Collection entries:

* * *

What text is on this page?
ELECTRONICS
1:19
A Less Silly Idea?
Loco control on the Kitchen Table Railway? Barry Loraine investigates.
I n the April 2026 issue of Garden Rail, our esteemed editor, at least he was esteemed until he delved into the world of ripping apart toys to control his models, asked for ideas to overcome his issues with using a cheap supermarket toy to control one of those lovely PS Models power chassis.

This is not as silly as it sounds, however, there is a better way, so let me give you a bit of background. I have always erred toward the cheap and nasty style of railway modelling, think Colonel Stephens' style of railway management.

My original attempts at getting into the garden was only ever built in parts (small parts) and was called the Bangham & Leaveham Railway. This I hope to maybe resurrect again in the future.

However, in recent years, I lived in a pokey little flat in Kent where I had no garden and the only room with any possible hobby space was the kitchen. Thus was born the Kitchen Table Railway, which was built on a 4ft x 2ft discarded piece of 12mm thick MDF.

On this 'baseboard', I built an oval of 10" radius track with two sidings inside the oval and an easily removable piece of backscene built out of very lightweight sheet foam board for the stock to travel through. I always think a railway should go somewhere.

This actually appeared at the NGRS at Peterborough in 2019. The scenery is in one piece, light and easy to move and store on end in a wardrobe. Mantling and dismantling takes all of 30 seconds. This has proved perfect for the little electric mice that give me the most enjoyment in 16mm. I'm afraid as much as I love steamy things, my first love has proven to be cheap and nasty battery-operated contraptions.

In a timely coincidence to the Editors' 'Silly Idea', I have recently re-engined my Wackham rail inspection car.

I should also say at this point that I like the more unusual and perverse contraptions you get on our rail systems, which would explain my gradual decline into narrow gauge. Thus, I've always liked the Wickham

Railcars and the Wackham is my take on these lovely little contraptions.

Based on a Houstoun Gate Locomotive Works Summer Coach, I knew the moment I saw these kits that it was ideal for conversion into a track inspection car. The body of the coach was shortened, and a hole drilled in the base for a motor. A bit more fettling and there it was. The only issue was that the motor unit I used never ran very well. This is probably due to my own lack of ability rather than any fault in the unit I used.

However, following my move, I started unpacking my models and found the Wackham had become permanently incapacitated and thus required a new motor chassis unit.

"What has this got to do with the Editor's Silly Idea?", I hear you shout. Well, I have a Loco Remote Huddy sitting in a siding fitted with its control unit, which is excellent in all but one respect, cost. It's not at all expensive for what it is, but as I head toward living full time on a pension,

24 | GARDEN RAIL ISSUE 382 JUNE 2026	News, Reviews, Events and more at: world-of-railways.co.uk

* * *

## Exercise details
Restate the data above word for word.

## Output for this task
What text is on this page?
ELECTRONICS
1:19
A Less Silly Idea?
Loco control on the Kitchen Table Railway? Barry Loraine investigates.
I n the April 2026 issue of Garden Rail, our esteemed editor, at least he was esteemed until he delved into the world of ripping apart toys to control his models, asked for ideas to overcome his issues with using a cheap supermarket toy to control one of those lovely PS Models power chassis.

This is not as silly as it sounds, however, there is a better way, so let me give you a bit of background. I have always erred toward the cheap and nasty style of railway modelling, think Colonel Stephens' style of railway management.

My original attempts at getting into the garden was only ever built in parts (small parts) and was called the Bangham & Leaveham Railway. This I hope to maybe resurrect again in the future.

However, in recent years, I lived in a pokey little flat in Kent where I had no garden and the only room with any possible hobby space was the kitchen. Thus was born the Kitchen Table Railway, which was built on a 4ft x 2ft discarded piece of 12mm thick MDF.

On this 'baseboard', I built an oval of 10" radius track with two sidings inside the oval and an easily removable piece of backscene built out of very lightweight sheet foam board for the stock to travel through. I always think a railway should go somewhere.

This actually appeared at the NGRS at Peterborough in 2019. The scenery is in one piece, light and easy to move and store on end in a wardrobe. Mantling and dismantling takes all of 30 seconds. This has proved perfect for the little electric mice that give me the most enjoyment in 16mm. I'm afraid as much as I love steamy things, my first love has proven to be cheap and nasty battery-operated contraptions.

In a timely coincidence to the Editors' 'Silly Idea', I have recently re-engined my Wackham rail inspection car.

I should also say at this point that I like the more unusual and perverse contraptions you get on our rail systems, which would explain my gradual decline into narrow gauge. Thus, I've always liked the Wickham

Railcars and the Wackham is my take on these lovely little contraptions.

Based on a Houstoun Gate Locomotive Works Summer Coach, I knew the moment I saw these kits that it was ideal for conversion into a track inspection car. The body of the coach was shortened, and a hole drilled in the base for a motor. A bit more fettling and there it was. The only issue was that the motor unit I used never ran very well. This is probably due to my own lack of ability rather than any fault in the unit I used.

However, following my move, I started unpacking my models and found the Wackham had become permanently incapacitated and thus required a new motor chassis unit.

"What has this got to do with the Editor's Silly Idea?", I hear you shout. Well, I have a Loco Remote Huddy sitting in a siding fitted with its control unit, which is excellent in all but one respect, cost. It's not at all expensive for what it is, but as I head toward living full time on a pension,

24 | GARDEN RAIL ISSUE 382 JUNE 2026	News, Reviews, Events and more at: world-of-railways.co.uk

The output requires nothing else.